Aim of the exercise -
Convert every line of the listing below into a JSON array of strings, one string per line, skipping blank lines and leaving the pictures out.

Exercise materials -
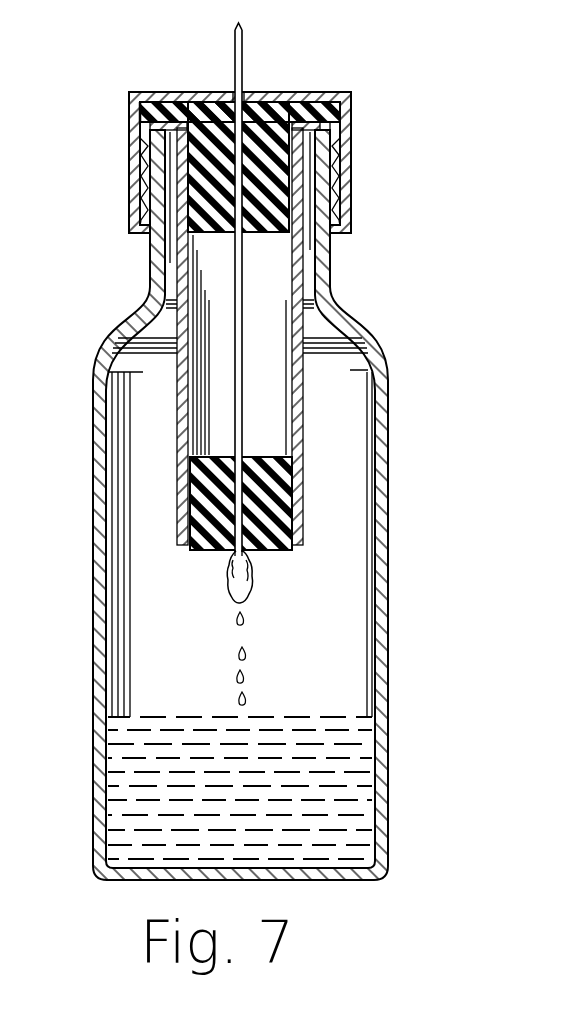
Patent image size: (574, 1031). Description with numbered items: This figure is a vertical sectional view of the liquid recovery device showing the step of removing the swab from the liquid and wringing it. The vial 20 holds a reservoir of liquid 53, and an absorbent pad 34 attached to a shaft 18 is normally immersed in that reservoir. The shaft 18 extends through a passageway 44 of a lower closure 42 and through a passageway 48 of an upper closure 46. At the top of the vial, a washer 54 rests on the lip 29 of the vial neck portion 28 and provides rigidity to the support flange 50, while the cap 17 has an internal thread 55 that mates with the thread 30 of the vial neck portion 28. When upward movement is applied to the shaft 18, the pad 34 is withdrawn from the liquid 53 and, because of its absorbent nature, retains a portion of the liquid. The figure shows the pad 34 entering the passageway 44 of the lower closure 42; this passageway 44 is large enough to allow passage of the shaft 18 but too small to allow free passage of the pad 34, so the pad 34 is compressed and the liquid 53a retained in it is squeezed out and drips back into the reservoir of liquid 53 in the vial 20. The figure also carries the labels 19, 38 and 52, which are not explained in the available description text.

The cap 17 is at (350, 133).
The shaft 18 is at (243, 47).
The aperture in cap 19 is at (243, 92).
The vial 20 is at (447, 472).
The vial neck portion 28 is at (150, 248).
The lip 29 is at (318, 107).
The thread 30 is at (142, 188).
The absorbent pad 34 is at (228, 582).
The tube 38 is at (305, 407).
The lower closure 42 is at (278, 510).
The passageway 44 is at (247, 553).
The closure 46 is at (272, 184).
The passageway 48 is at (245, 237).
The support flange 50 is at (153, 103).
The gasket 52 is at (148, 130).
The liquid 53 is at (115, 772).
The liquid 53a is at (237, 676).
The washer 54 is at (142, 109).
The internal thread 55 is at (142, 212).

Answer to the problem -
[
  "Patent image size: (574, 1031). Description with numbered items: This figure is a vertical sectional view of the liquid recovery device showing the step of removing the swab from the liquid and wringing it. The vial 20 holds a reservoir of liquid 53, and an absorbent pad 34 attached to a shaft 18 is normally immersed in that reservoir. The shaft 18 extends through a passageway 44 of a lower closure 42 and through a passageway 48 of an upper closure 46. At the top of the vial, a washer 54 rests on the lip 29 of the vial neck portion 28 and provides rigidity to the support flange 50, while the cap 17 has an internal thread 55 that mates with the thread 30 of the vial neck portion 28. When upward movement is applied to the shaft 18, the pad 34 is withdrawn from the liquid 53 and, because of its absorbent nature, retains a portion of the liquid. The figure shows the pad 34 entering the passageway 44 of the lower closure 42; this passageway 44 is large enough to allow passage of the shaft 18 but too small to allow free passage of the pad 34, so the pad 34 is compressed and the liquid 53a retained in it is squeezed out and drips back into the reservoir of liquid 53 in the vial 20. The figure also carries the labels 19, 38 and 52, which are not explained in the available description text.",
  "The cap 17 is at (350, 133).",
  "The shaft 18 is at (243, 47).",
  "The aperture in cap 19 is at (243, 92).",
  "The vial 20 is at (447, 472).",
  "The vial neck portion 28 is at (150, 248).",
  "The lip 29 is at (318, 107).",
  "The thread 30 is at (142, 188).",
  "The absorbent pad 34 is at (228, 582).",
  "The tube 38 is at (305, 407).",
  "The lower closure 42 is at (278, 510).",
  "The passageway 44 is at (247, 553).",
  "The closure 46 is at (272, 184).",
  "The passageway 48 is at (245, 237).",
  "The support flange 50 is at (153, 103).",
  "The gasket 52 is at (148, 130).",
  "The liquid 53 is at (115, 772).",
  "The liquid 53a is at (237, 676).",
  "The washer 54 is at (142, 109).",
  "The internal thread 55 is at (142, 212)."
]